■ THE PROBLEM ■
Transcribe the records that follow. Keep every word exactly, and drop the pictures.

■ RAW DATA ■

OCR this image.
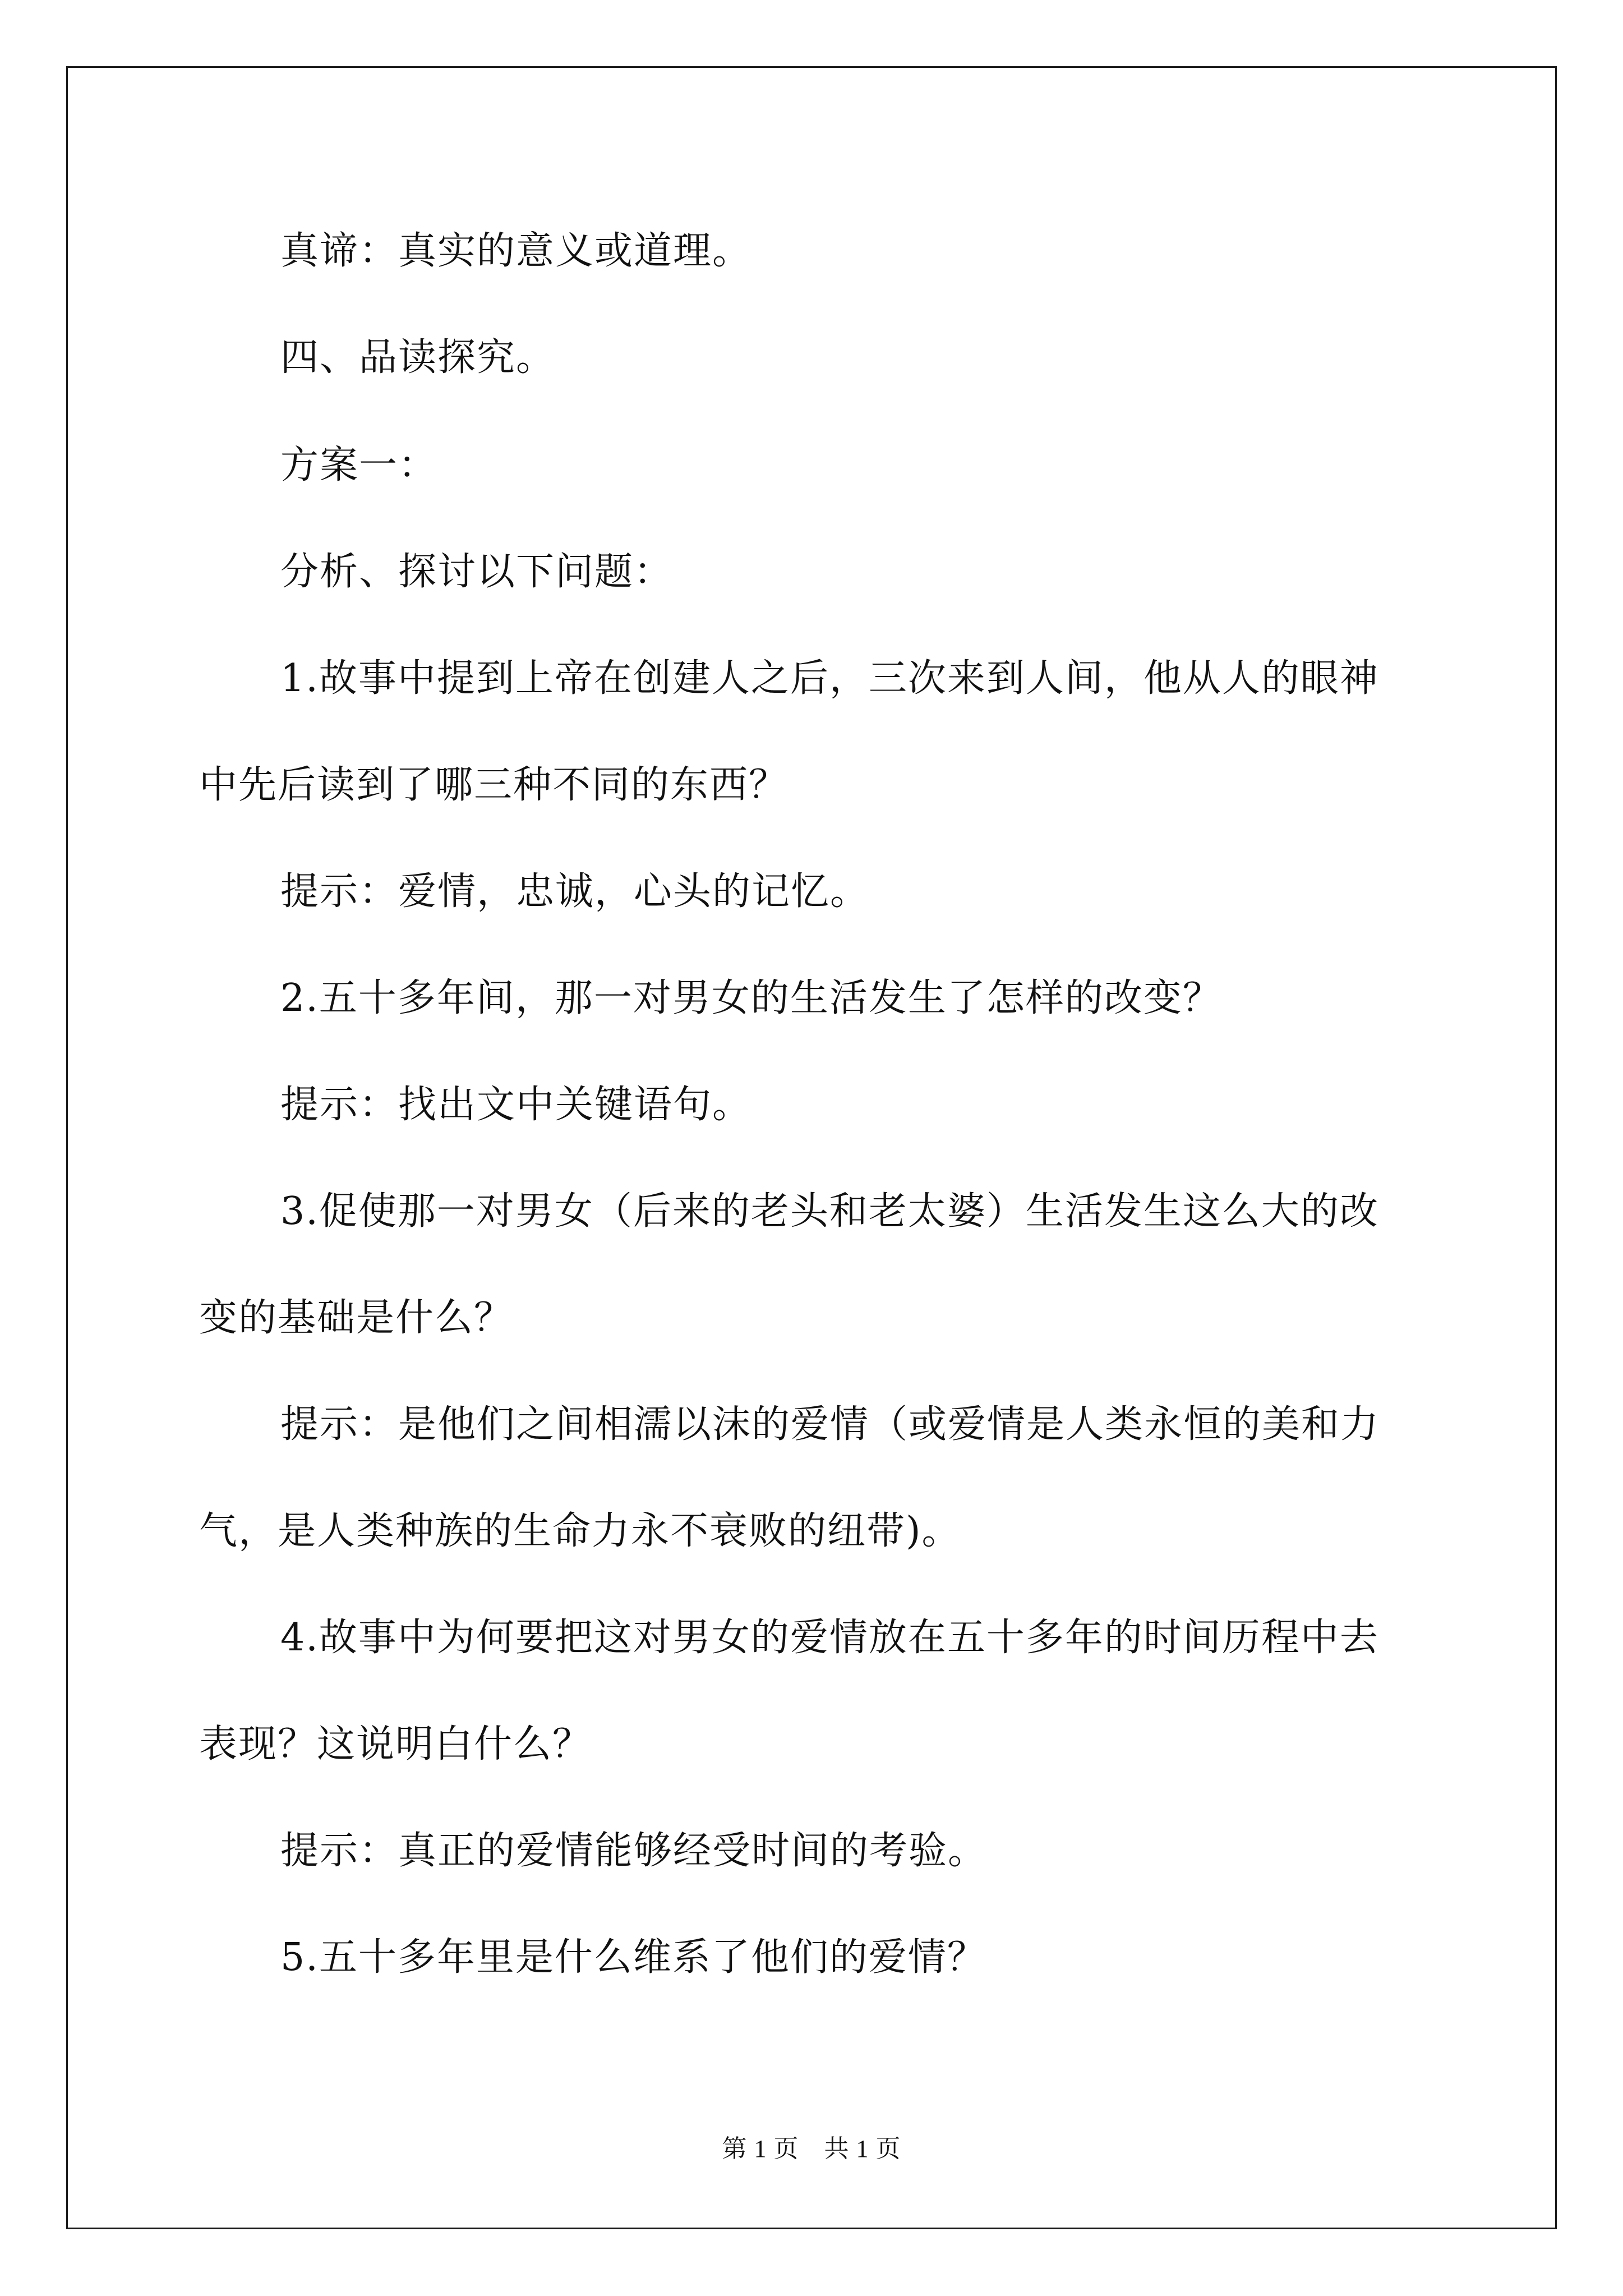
真谛：真实的意义或道理。

四、品读探究。

方案一：

分析、探讨以下问题：

1.故事中提到上帝在创建人之后，三次来到人间，他从人的眼神

中先后读到了哪三种不同的东西？

提示：爱情，忠诚，心头的记忆。

2.五十多年间，那一对男女的生活发生了怎样的改变？

提示：找出文中关键语句。

3.促使那一对男女（后来的老头和老太婆）生活发生这么大的改

变的基础是什么？

提示：是他们之间相濡以沫的爱情（或爱情是人类永恒的美和力

气，是人类种族的生命力永不衰败的纽带)。

4.故事中为何要把这对男女的爱情放在五十多年的时间历程中去

表现？这说明白什么？

提示：真正的爱情能够经受时间的考验。

5.五十多年里是什么维系了他们的爱情？

第 1 页　共 1 页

■ WORKED SOLUTION ■
OCR this image.
真谛：真实的意义或道理。

四、品读探究。

方案一：

分析、探讨以下问题：

1.故事中提到上帝在创建人之后，三次来到人间，他从人的眼神

中先后读到了哪三种不同的东西？

提示：爱情，忠诚，心头的记忆。

2.五十多年间，那一对男女的生活发生了怎样的改变？

提示：找出文中关键语句。

3.促使那一对男女（后来的老头和老太婆）生活发生这么大的改

变的基础是什么？

提示：是他们之间相濡以沫的爱情（或爱情是人类永恒的美和力

气，是人类种族的生命力永不衰败的纽带)。

4.故事中为何要把这对男女的爱情放在五十多年的时间历程中去

表现？这说明白什么？

提示：真正的爱情能够经受时间的考验。

5.五十多年里是什么维系了他们的爱情？

第 1 页　共 1 页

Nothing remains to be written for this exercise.